======== Supplied data

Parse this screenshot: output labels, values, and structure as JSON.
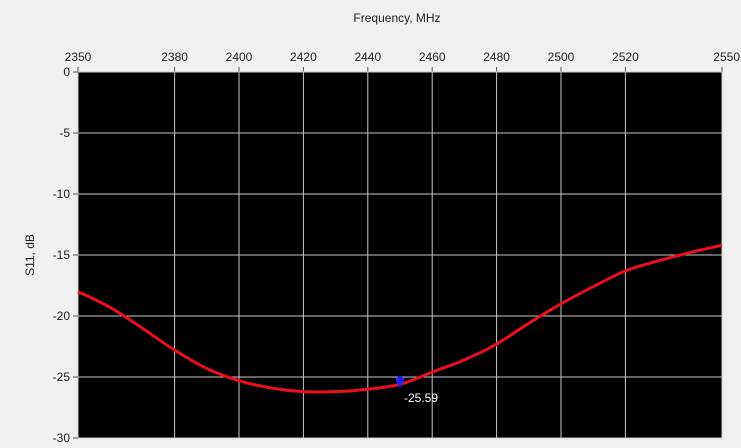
{
  "chart_data": {
    "type": "line",
    "xlabel": "Frequency, MHz",
    "ylabel": "S11, dB",
    "xlim": [
      2350,
      2550
    ],
    "ylim": [
      -30,
      0
    ],
    "x_ticks": [
      2350,
      2380,
      2400,
      2420,
      2440,
      2460,
      2480,
      2500,
      2520,
      2550
    ],
    "y_ticks": [
      0,
      -5,
      -10,
      -15,
      -20,
      -25,
      -30
    ],
    "x_axis_position": "top",
    "grid": true,
    "plot_background": "#000000",
    "grid_color": "#c8c8c8",
    "series": [
      {
        "color": "#e8101c",
        "x": [
          2350,
          2360,
          2370,
          2380,
          2390,
          2400,
          2410,
          2420,
          2430,
          2440,
          2450,
          2460,
          2470,
          2480,
          2490,
          2500,
          2510,
          2520,
          2530,
          2540,
          2550
        ],
        "y": [
          -18.0,
          -19.3,
          -21.0,
          -22.8,
          -24.3,
          -25.3,
          -25.9,
          -26.2,
          -26.2,
          -26.0,
          -25.6,
          -24.6,
          -23.6,
          -22.3,
          -20.6,
          -19.0,
          -17.6,
          -16.3,
          -15.5,
          -14.8,
          -14.2
        ]
      }
    ],
    "marker": {
      "x": 2450,
      "y": -25.59,
      "label": "-25.59",
      "color": "#2020ff"
    }
  }
}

================

→ Written exercise:
Print the complete listing exactly as it stands, without its pictures.

→ Response:
Parse this screenshot: output labels, values, and structure as JSON.
{
  "chart_data": {
    "type": "line",
    "xlabel": "Frequency, MHz",
    "ylabel": "S11, dB",
    "xlim": [
      2350,
      2550
    ],
    "ylim": [
      -30,
      0
    ],
    "x_ticks": [
      2350,
      2380,
      2400,
      2420,
      2440,
      2460,
      2480,
      2500,
      2520,
      2550
    ],
    "y_ticks": [
      0,
      -5,
      -10,
      -15,
      -20,
      -25,
      -30
    ],
    "x_axis_position": "top",
    "grid": true,
    "plot_background": "#000000",
    "grid_color": "#c8c8c8",
    "series": [
      {
        "color": "#e8101c",
        "x": [
          2350,
          2360,
          2370,
          2380,
          2390,
          2400,
          2410,
          2420,
          2430,
          2440,
          2450,
          2460,
          2470,
          2480,
          2490,
          2500,
          2510,
          2520,
          2530,
          2540,
          2550
        ],
        "y": [
          -18.0,
          -19.3,
          -21.0,
          -22.8,
          -24.3,
          -25.3,
          -25.9,
          -26.2,
          -26.2,
          -26.0,
          -25.6,
          -24.6,
          -23.6,
          -22.3,
          -20.6,
          -19.0,
          -17.6,
          -16.3,
          -15.5,
          -14.8,
          -14.2
        ]
      }
    ],
    "marker": {
      "x": 2450,
      "y": -25.59,
      "label": "-25.59",
      "color": "#2020ff"
    }
  }
}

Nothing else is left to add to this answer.